## EXCERPT PROVIDED

----------

EU-EDPS / website-evidence-collector

Project moved to https://code.europa.eu/EDPS/website-evidence-collector ! The tool Website Evidence Collector (WEC) automates the website evidence collection of storage and transfer of personal data. https://edps.europa.eu/press-publications/edps-inspection-software_en
https://code.europa.eu/EDPS/website-evidence-collector
European Union Public License 1.2
426 stars 73 forks source link

CSP blocks for google-analytics are ignored. - False positives? #85

Open StefanKBa opened 1 year ago

StefanKBa commented 1 year ago

Hi,

can it be that the tool flags google-analytics, even though the actual request is blocked via the server's CSP policy at the browser level?

Is this by design? - I'm wondering, as I'd imagine that companies might use the CSP policy approach as a quick mitigation for web sites with google-analytics. I don't recall an opinion by an EU Supervisory Authority on this, but would assume that using CSP would be a fair approach.. (also as web applications always rely on the interplay between server and browser)

Best regards

Stefan

StefanKBa commented 1 year ago

I was just checking against https://www.privacydesign.ch/ for the loading of a script from ajax.googleapis.com - which is actually blocked by the CSP.

In the inspection.yml the report contains - and from the debug messages below the finding on ajax.googleapis.com seems wrong: hosts: requests: firstParty:

However - looking at the debug messages: debug: Refused to load the stylesheet 'https://ajax.googleapis.com/ajax/libs/jqueryui/1.8.1/themes/base/jquery-ui.css?ver=6.0.2' because it violates the following Content Security Policy directive: "style-src 'self' 'unsafe-inline' https://fonts.googleapis.com". Note that 'style-src-elem' was not explicitly set, so 'style-src' is used as a fallback. {"timestamp":"2022-10-08T19:14:51.143Z","type":"Browser.Console"}

rriemann commented 1 year ago

Hello @StefanKBa ,

thank you for bringing this topic up. The accuracy of the output is indeed a primary concern and I agree that in many cases CSP allows for an effective and easy mitigation for many if not most of the customers.

However, relying on CSP makes assumptions on the browser support and possibly browser configuration of the customers.

The philosophy of the website evidence is to measure and not to judge. Hence, I suggest as a wanted behaviour to document when requests are subject to CSP blocks.

----------

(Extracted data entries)
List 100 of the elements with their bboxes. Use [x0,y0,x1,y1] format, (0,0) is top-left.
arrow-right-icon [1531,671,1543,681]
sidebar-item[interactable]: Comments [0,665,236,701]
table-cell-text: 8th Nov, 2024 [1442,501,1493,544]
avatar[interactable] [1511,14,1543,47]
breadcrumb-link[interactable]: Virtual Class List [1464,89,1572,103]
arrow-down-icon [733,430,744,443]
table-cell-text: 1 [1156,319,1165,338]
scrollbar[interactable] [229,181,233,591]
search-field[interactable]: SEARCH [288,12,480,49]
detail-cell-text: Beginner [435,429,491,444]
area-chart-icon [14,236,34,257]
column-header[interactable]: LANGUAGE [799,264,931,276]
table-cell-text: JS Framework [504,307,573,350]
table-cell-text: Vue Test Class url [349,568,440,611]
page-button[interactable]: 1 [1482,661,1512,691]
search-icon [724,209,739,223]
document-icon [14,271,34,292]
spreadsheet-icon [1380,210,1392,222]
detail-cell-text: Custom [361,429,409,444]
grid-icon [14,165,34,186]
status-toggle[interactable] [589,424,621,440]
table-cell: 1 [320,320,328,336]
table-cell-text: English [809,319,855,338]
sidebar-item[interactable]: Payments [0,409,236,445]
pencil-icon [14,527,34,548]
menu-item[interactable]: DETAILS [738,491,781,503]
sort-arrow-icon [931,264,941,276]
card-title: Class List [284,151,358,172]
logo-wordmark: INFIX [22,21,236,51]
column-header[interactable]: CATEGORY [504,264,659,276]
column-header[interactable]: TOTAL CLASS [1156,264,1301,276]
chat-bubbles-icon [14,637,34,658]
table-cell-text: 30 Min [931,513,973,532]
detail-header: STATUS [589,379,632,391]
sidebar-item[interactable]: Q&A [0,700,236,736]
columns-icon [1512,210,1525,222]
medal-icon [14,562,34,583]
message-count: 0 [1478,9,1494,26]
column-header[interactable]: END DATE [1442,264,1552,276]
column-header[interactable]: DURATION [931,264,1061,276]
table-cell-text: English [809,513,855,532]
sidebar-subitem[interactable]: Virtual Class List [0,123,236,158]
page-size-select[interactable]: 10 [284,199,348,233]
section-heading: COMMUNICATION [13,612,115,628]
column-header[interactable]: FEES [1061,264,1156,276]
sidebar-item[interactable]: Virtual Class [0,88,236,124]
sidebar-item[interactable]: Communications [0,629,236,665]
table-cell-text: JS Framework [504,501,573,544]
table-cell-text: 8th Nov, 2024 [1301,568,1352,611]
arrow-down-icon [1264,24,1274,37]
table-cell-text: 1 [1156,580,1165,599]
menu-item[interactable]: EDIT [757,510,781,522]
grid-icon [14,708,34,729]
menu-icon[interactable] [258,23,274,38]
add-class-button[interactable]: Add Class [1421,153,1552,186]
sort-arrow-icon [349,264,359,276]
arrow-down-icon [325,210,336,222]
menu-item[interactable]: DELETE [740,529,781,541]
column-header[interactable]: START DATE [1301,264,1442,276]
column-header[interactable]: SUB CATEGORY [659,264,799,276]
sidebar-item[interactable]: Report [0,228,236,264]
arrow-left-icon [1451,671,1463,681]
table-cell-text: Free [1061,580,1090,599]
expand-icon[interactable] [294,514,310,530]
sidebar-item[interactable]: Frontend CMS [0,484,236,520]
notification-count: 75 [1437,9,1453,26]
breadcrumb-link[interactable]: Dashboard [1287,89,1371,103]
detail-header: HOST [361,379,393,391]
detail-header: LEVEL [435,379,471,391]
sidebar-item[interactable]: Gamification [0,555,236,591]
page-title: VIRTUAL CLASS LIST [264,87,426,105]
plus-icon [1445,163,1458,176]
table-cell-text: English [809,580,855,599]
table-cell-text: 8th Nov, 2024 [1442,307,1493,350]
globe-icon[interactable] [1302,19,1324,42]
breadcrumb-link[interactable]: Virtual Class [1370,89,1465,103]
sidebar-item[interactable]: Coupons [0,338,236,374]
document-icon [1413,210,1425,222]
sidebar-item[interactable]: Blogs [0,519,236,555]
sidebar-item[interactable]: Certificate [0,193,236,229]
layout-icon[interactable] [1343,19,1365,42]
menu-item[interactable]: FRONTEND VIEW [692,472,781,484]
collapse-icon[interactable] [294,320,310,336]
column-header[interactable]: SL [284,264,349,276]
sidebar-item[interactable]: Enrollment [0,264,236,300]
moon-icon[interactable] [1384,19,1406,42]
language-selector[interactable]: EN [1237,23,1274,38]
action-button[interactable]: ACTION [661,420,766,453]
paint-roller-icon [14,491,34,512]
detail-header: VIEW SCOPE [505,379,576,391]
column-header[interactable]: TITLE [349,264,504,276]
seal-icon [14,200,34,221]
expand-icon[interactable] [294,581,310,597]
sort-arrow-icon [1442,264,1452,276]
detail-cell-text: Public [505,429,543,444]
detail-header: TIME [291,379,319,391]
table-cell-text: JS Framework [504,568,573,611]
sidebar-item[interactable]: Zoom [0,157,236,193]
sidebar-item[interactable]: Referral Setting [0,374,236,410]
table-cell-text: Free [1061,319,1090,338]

----------

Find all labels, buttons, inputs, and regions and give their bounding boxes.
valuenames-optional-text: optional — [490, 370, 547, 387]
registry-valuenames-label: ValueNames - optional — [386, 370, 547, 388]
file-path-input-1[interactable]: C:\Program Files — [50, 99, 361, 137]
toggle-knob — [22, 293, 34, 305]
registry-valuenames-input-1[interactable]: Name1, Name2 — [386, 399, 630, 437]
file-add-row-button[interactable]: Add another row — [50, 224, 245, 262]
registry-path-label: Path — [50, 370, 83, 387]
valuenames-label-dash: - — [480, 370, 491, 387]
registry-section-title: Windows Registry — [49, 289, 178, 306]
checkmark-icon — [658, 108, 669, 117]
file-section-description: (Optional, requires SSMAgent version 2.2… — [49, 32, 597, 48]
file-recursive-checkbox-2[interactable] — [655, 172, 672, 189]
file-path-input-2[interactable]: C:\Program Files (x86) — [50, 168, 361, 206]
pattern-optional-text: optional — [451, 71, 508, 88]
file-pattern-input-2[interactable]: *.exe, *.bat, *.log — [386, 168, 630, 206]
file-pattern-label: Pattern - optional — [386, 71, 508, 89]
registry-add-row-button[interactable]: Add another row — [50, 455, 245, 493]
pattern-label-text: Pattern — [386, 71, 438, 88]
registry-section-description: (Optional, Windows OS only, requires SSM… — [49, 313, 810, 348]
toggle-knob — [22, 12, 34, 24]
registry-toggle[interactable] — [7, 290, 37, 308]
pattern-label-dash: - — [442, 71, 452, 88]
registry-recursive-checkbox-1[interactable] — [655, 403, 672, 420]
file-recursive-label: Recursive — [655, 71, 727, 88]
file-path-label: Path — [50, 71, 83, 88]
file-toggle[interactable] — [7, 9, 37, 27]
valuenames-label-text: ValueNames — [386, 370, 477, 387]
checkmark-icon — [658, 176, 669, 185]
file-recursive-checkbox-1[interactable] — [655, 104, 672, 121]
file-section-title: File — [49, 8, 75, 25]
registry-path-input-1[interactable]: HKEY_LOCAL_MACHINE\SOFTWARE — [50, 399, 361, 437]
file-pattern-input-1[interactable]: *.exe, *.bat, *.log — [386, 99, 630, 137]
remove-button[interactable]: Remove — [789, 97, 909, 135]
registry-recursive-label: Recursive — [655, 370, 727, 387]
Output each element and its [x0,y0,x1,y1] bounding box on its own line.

----------

## REQUIRED WORK
1. List every distinct full URL beginning with "https://" that appears in the website-evidence-collector thread.
2. Output the website-evidence-collector thread verbatim, starting with "CSP blocks for" and going on through "the browser level?".
3. Render this sentence from the website-evidence-collector thread in Spanish: "The philosophy of the website evidence is to measure and not to judge."
The records stand apart from the website-evidence-collector thread and are separate material.

## ANSWER LIST
1.
https://code.europa.eu/EDPS/website-evidence-collector
https://edps.europa.eu/press-publications/edps-inspection-software_en
https://www.privacydesign.ch/
https://ajax.googleapis.com/ajax/libs/jqueryui/1.8.1/themes/base/jquery-ui.css?ver=6.0.2
https://fonts.googleapis.com

2.
CSP blocks for google-analytics are ignored. - False positives? #85

Open StefanKBa opened 1 year ago

StefanKBa commented 1 year ago

Hi,

can it be that the tool flags google-analytics, even though the actual request is blocked via the server's CSP policy at the browser level?

3. La filosofía de la evidencia del sitio web es medir y no juzgar.